Write out each line exactly as it stands, please.

╔══

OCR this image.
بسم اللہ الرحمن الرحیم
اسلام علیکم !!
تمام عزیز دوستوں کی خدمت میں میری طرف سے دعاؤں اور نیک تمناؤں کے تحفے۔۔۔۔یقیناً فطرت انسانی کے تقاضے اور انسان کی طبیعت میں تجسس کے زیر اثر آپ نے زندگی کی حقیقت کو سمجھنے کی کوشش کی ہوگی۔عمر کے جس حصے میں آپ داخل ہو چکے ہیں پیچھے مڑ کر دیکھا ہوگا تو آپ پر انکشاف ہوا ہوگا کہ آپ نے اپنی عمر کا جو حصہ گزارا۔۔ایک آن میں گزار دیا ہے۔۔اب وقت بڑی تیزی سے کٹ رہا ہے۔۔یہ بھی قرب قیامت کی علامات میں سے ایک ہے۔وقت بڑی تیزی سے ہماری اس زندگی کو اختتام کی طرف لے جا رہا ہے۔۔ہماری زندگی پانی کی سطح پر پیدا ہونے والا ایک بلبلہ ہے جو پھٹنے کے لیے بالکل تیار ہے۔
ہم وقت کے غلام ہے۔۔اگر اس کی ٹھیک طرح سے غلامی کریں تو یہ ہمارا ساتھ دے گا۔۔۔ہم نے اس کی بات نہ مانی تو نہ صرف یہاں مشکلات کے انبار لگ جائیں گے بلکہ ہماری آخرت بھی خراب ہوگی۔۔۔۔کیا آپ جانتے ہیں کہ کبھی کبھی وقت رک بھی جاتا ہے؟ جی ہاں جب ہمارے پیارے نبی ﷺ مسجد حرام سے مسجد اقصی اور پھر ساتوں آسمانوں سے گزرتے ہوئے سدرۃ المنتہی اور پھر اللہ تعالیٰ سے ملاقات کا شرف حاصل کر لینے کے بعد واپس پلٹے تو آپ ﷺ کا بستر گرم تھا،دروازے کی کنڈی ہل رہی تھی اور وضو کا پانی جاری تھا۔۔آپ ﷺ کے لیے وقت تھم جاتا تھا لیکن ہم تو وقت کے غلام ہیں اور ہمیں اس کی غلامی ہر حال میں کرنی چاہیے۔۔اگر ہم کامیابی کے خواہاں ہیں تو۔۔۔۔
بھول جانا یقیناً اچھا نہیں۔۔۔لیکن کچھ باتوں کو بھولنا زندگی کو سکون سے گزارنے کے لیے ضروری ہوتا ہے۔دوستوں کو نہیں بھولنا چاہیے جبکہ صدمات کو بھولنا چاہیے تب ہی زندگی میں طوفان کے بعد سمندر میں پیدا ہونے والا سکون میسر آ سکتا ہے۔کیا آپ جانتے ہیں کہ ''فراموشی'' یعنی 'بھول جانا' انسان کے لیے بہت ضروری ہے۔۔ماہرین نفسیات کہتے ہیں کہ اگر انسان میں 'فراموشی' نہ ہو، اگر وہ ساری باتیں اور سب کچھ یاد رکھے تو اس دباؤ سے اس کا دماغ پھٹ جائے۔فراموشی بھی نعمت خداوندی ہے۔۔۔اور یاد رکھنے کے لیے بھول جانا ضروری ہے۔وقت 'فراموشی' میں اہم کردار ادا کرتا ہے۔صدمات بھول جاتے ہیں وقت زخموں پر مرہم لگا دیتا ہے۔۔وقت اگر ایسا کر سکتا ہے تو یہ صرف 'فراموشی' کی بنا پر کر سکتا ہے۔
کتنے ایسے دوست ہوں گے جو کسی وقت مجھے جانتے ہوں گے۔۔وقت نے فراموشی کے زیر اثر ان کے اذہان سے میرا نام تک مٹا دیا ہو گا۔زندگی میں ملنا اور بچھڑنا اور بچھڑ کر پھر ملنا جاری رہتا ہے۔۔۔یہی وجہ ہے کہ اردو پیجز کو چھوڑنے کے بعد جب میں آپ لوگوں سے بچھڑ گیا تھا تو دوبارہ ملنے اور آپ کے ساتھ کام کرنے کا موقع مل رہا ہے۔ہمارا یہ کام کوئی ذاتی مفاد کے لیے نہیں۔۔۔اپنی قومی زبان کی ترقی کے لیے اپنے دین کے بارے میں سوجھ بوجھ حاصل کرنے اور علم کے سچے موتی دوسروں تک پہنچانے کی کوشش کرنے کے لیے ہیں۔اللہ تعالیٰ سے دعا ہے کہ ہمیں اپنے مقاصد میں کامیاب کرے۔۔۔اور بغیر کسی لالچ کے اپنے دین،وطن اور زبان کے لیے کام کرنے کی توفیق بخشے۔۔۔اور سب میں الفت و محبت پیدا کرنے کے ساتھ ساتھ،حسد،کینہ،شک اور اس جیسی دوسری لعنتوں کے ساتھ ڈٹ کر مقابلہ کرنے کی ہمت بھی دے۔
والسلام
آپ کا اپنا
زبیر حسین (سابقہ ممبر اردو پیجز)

╚══

- Result -
OCR this image.
بسم اللہ الرحمن الرحیم
اسلام علیکم !!
تمام عزیز دوستوں کی خدمت میں میری طرف سے دعاؤں اور نیک تمناؤں کے تحفے۔۔۔۔یقیناً فطرت انسانی کے تقاضے اور انسان کی طبیعت میں تجسس کے زیر اثر آپ نے زندگی کی حقیقت کو سمجھنے کی کوشش کی ہوگی۔عمر کے جس حصے میں آپ داخل ہو چکے ہیں پیچھے مڑ کر دیکھا ہوگا تو آپ پر انکشاف ہوا ہوگا کہ آپ نے اپنی عمر کا جو حصہ گزارا۔۔ایک آن میں گزار دیا ہے۔۔اب وقت بڑی تیزی سے کٹ رہا ہے۔۔یہ بھی قرب قیامت کی علامات میں سے ایک ہے۔وقت بڑی تیزی سے ہماری اس زندگی کو اختتام کی طرف لے جا رہا ہے۔۔ہماری زندگی پانی کی سطح پر پیدا ہونے والا ایک بلبلہ ہے جو پھٹنے کے لیے بالکل تیار ہے۔
ہم وقت کے غلام ہے۔۔اگر اس کی ٹھیک طرح سے غلامی کریں تو یہ ہمارا ساتھ دے گا۔۔۔ہم نے اس کی بات نہ مانی تو نہ صرف یہاں مشکلات کے انبار لگ جائیں گے بلکہ ہماری آخرت بھی خراب ہوگی۔۔۔۔کیا آپ جانتے ہیں کہ کبھی کبھی وقت رک بھی جاتا ہے؟ جی ہاں جب ہمارے پیارے نبی ﷺ مسجد حرام سے مسجد اقصی اور پھر ساتوں آسمانوں سے گزرتے ہوئے سدرۃ المنتہی اور پھر اللہ تعالیٰ سے ملاقات کا شرف حاصل کر لینے کے بعد واپس پلٹے تو آپ ﷺ کا بستر گرم تھا،دروازے کی کنڈی ہل رہی تھی اور وضو کا پانی جاری تھا۔۔آپ ﷺ کے لیے وقت تھم جاتا تھا لیکن ہم تو وقت کے غلام ہیں اور ہمیں اس کی غلامی ہر حال میں کرنی چاہیے۔۔اگر ہم کامیابی کے خواہاں ہیں تو۔۔۔۔
بھول جانا یقیناً اچھا نہیں۔۔۔لیکن کچھ باتوں کو بھولنا زندگی کو سکون سے گزارنے کے لیے ضروری ہوتا ہے۔دوستوں کو نہیں بھولنا چاہیے جبکہ صدمات کو بھولنا چاہیے تب ہی زندگی میں طوفان کے بعد سمندر میں پیدا ہونے والا سکون میسر آ سکتا ہے۔کیا آپ جانتے ہیں کہ ''فراموشی'' یعنی 'بھول جانا' انسان کے لیے بہت ضروری ہے۔۔ماہرین نفسیات کہتے ہیں کہ اگر انسان میں 'فراموشی' نہ ہو، اگر وہ ساری باتیں اور سب کچھ یاد رکھے تو اس دباؤ سے اس کا دماغ پھٹ جائے۔فراموشی بھی نعمت خداوندی ہے۔۔۔اور یاد رکھنے کے لیے بھول جانا ضروری ہے۔وقت 'فراموشی' میں اہم کردار ادا کرتا ہے۔صدمات بھول جاتے ہیں وقت زخموں پر مرہم لگا دیتا ہے۔۔وقت اگر ایسا کر سکتا ہے تو یہ صرف 'فراموشی' کی بنا پر کر سکتا ہے۔
کتنے ایسے دوست ہوں گے جو کسی وقت مجھے جانتے ہوں گے۔۔وقت نے فراموشی کے زیر اثر ان کے اذہان سے میرا نام تک مٹا دیا ہو گا۔زندگی میں ملنا اور بچھڑنا اور بچھڑ کر پھر ملنا جاری رہتا ہے۔۔۔یہی وجہ ہے کہ اردو پیجز کو چھوڑنے کے بعد جب میں آپ لوگوں سے بچھڑ گیا تھا تو دوبارہ ملنے اور آپ کے ساتھ کام کرنے کا موقع مل رہا ہے۔ہمارا یہ کام کوئی ذاتی مفاد کے لیے نہیں۔۔۔اپنی قومی زبان کی ترقی کے لیے اپنے دین کے بارے میں سوجھ بوجھ حاصل کرنے اور علم کے سچے موتی دوسروں تک پہنچانے کی کوشش کرنے کے لیے ہیں۔اللہ تعالیٰ سے دعا ہے کہ ہمیں اپنے مقاصد میں کامیاب کرے۔۔۔اور بغیر کسی لالچ کے اپنے دین،وطن اور زبان کے لیے کام کرنے کی توفیق بخشے۔۔۔اور سب میں الفت و محبت پیدا کرنے کے ساتھ ساتھ،حسد،کینہ،شک اور اس جیسی دوسری لعنتوں کے ساتھ ڈٹ کر مقابلہ کرنے کی ہمت بھی دے۔
والسلام
آپ کا اپنا
زبیر حسین (سابقہ ممبر اردو پیجز)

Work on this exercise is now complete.